▶ REQUIREMENTS:
Would you copy out the whole listing exactly as given?

▶ THE INPUT:
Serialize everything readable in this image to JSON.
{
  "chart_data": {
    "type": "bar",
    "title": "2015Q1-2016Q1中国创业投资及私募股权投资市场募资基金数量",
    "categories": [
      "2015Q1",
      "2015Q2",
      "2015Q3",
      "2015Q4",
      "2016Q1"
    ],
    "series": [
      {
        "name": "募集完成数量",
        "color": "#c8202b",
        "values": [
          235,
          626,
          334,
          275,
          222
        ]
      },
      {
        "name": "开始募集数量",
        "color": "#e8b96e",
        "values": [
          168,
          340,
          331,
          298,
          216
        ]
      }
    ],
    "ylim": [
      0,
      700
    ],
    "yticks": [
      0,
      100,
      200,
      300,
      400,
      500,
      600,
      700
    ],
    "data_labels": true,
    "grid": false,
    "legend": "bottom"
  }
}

▶ ANSWER TO THE PROBLEM:
Serialize everything readable in this image to JSON.
{
  "chart_data": {
    "type": "bar",
    "title": "2015Q1-2016Q1中国创业投资及私募股权投资市场募资基金数量",
    "categories": [
      "2015Q1",
      "2015Q2",
      "2015Q3",
      "2015Q4",
      "2016Q1"
    ],
    "series": [
      {
        "name": "募集完成数量",
        "color": "#c8202b",
        "values": [
          235,
          626,
          334,
          275,
          222
        ]
      },
      {
        "name": "开始募集数量",
        "color": "#e8b96e",
        "values": [
          168,
          340,
          331,
          298,
          216
        ]
      }
    ],
    "ylim": [
      0,
      700
    ],
    "yticks": [
      0,
      100,
      200,
      300,
      400,
      500,
      600,
      700
    ],
    "data_labels": true,
    "grid": false,
    "legend": "bottom"
  }
}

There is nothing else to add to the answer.